Give only the number of lines in the listing below where the string "ramas" occurs.

# RECORD SET start

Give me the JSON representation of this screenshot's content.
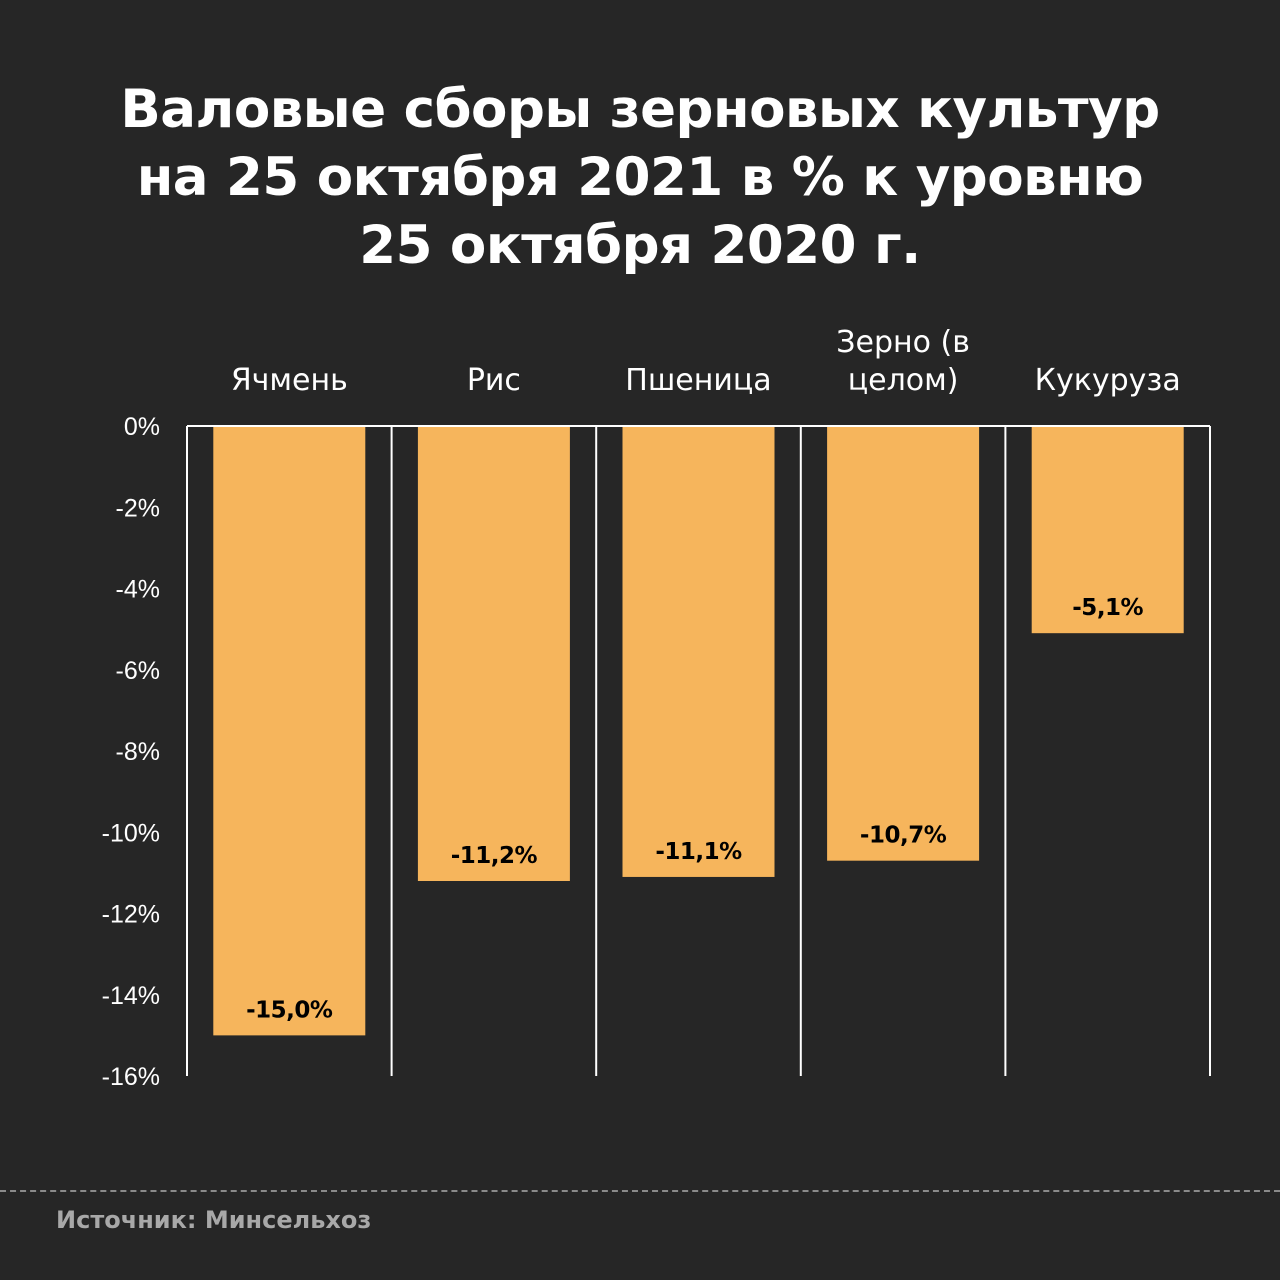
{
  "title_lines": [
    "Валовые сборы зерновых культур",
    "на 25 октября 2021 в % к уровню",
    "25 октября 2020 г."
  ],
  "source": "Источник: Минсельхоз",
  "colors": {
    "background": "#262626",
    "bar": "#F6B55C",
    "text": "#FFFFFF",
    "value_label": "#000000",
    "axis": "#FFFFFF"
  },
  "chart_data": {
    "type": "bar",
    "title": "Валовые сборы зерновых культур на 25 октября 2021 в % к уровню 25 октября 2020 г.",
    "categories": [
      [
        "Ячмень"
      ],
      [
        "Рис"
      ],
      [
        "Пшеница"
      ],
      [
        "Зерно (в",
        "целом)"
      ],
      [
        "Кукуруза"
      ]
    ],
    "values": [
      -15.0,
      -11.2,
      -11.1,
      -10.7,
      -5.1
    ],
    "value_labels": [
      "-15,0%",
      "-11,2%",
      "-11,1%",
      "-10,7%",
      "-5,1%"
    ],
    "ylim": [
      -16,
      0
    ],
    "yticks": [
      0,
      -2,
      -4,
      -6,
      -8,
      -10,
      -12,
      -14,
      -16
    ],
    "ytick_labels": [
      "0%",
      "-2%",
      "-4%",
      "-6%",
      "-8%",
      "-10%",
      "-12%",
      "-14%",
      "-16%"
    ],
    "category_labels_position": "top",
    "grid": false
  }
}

# RECORD SET end
# RECORD SET start

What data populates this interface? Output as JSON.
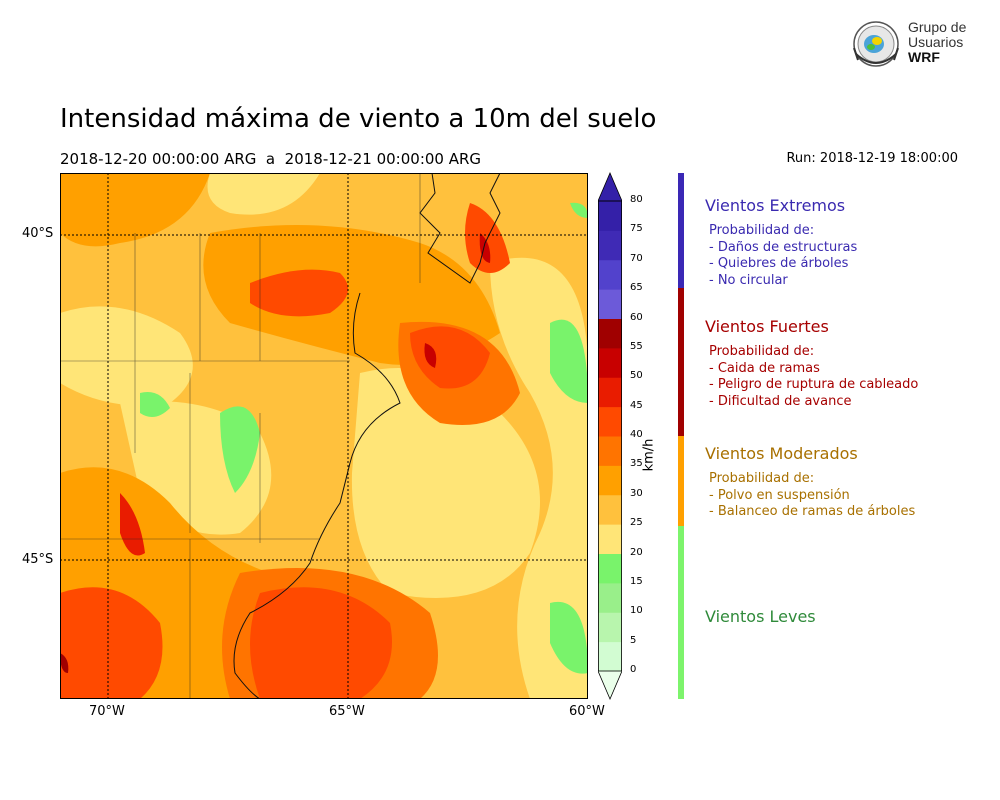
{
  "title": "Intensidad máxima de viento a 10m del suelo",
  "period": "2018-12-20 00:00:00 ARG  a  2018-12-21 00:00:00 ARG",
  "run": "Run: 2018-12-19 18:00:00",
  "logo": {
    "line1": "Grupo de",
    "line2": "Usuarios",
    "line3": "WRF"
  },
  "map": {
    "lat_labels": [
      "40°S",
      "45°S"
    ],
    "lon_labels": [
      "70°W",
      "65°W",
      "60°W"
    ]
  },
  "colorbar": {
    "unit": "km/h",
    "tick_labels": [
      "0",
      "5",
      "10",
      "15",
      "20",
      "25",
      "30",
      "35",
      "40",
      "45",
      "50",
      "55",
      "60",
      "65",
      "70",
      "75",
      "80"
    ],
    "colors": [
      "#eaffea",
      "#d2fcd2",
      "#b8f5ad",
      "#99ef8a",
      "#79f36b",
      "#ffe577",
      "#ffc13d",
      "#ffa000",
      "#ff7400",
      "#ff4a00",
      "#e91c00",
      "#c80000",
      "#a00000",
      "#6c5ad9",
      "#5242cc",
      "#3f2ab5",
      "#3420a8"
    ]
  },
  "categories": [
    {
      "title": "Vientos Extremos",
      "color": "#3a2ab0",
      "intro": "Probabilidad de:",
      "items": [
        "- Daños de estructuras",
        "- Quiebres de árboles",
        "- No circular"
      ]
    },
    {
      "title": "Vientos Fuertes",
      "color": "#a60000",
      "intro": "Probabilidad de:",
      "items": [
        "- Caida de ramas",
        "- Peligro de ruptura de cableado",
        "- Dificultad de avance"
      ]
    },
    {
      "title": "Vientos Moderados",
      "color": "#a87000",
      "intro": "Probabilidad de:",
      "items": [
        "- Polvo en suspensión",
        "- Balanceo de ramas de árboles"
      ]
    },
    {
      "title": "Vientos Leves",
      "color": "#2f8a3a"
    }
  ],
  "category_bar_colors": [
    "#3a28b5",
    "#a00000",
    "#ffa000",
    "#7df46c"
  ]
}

# RECORD SET end

__CORRECT RESULT__
2